SOURCE TEXT →

Viscosity is a fluid’s resistance to shearing deformation. A high-viscosity fluid (honey) resists flowing; a low-viscosity fluid (air) flows easily. Viscosity is the reason boundary layers exist, the reason drag is not zero even on perfectly streamlined bodies, and — through its role in the Reynolds number — the property that determines whether flow is laminar or turbulent.
Two forms
Dynamic viscosity (μ) — the shear stress required to maintain a unit velocity gradient in the fluid. Measured in Pa·s (pascal-seconds). Air at sea level has μ ≈ 1.81 × 10⁻⁵ Pa·s. Dynamic viscosity appears in the Navier-Stokes equations.
Kinematic viscosity (ν) — dynamic viscosity divided by fluid density:
ν = μ / ρ
Measured in m²/s. Air at sea level has ν ≈ 1.48 × 10⁻⁵ m²/s. Kinematic viscosity is what appears in the Reynolds number:
Re = V × L / ν
Kinematic viscosity is the more operationally useful quantity because aerodynamic similarity depends on it, not on dynamic viscosity alone.
Viscosity and altitude
As altitude increases, air temperature drops and density decreases. Dynamic viscosity changes modestly with temperature (decreasing about 10% from sea level to the tropopause), but kinematic viscosity increases substantially because density drops faster than dynamic viscosity. At 10 km altitude, ν ≈ 3.5 × 10⁻⁵ m²/s — more than double the sea-level value. This means the same aircraft at the same speed has a lower Reynolds number at altitude, potentially changing boundary layer behavior and airfoil performance.

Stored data
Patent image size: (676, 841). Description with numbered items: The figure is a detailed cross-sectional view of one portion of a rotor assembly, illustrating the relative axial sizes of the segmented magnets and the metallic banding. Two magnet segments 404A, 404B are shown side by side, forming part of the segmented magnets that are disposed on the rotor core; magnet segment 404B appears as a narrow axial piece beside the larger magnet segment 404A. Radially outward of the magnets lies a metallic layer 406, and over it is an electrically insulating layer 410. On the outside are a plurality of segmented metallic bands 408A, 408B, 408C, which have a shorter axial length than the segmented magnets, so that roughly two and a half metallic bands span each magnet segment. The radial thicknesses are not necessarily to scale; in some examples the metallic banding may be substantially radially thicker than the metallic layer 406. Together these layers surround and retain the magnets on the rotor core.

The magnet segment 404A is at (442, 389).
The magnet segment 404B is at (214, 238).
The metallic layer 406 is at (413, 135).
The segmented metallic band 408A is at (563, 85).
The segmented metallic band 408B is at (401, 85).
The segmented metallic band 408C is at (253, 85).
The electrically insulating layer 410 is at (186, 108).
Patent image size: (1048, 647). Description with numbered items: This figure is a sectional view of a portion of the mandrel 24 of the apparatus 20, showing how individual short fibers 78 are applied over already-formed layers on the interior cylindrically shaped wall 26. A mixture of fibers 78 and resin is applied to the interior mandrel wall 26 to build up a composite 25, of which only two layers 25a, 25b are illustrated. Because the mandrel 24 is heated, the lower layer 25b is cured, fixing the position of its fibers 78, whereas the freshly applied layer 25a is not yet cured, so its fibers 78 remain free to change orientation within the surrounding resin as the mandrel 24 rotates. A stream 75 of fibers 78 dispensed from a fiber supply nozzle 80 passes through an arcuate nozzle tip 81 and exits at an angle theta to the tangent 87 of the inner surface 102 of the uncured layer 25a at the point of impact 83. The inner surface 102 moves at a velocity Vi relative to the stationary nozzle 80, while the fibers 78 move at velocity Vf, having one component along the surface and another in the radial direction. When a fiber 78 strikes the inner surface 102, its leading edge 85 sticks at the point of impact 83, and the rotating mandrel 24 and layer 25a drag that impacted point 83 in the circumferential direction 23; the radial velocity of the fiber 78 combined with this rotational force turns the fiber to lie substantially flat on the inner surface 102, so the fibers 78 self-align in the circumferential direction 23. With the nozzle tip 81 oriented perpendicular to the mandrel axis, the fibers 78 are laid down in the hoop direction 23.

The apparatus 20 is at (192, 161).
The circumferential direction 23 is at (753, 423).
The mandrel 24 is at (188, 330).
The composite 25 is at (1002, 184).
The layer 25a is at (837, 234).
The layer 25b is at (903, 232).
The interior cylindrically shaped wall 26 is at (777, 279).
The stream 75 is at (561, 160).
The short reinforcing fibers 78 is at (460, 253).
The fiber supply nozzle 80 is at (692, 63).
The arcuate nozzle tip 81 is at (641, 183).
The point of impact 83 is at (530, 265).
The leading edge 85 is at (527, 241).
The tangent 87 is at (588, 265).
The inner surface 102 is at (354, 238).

INSTRUCTION → Continue the text on viscosity after its final sentence, in the same style.

IN RESPONSE →
| Altitude (km) | Temperature (°C) | Density (kg/m³) | ν (m²/s) | Re at V=15 m/s, c=200 mm |
|---|---|---|---|---|
| 0 | 15 | 1.225 | 1.48 × 10⁻⁵ | 203,000 |
| 2 | 2 | 1.007 | 1.71 × 10⁻⁵ | 175,000 |
| 5 | -18 | 0.736 | 2.21 × 10⁻⁵ | 136,000 |
| 10 | -50 | 0.414 | 3.53 × 10⁻⁵ | 85,000 |
For small UAVs already operating in the low-Reynolds-number regime, altitude effects can push the Reynolds number below critical thresholds where airfoil performance deteriorates sharply.
Viscosity as the source of drag
An inviscid (zero-viscosity) fluid produces zero drag on a body moving through it — this is d’Alembert’s paradox, proven mathematically in 1752 and obviously contradicted by experience. All drag on subsonic aircraft ultimately originates from viscosity: skin friction drag from the viscous boundary layer, pressure drag from viscosity-induced flow separation, and induced drag from the trailing vortex system that exists because viscosity prevents the flow from slipping freely around the wing tip.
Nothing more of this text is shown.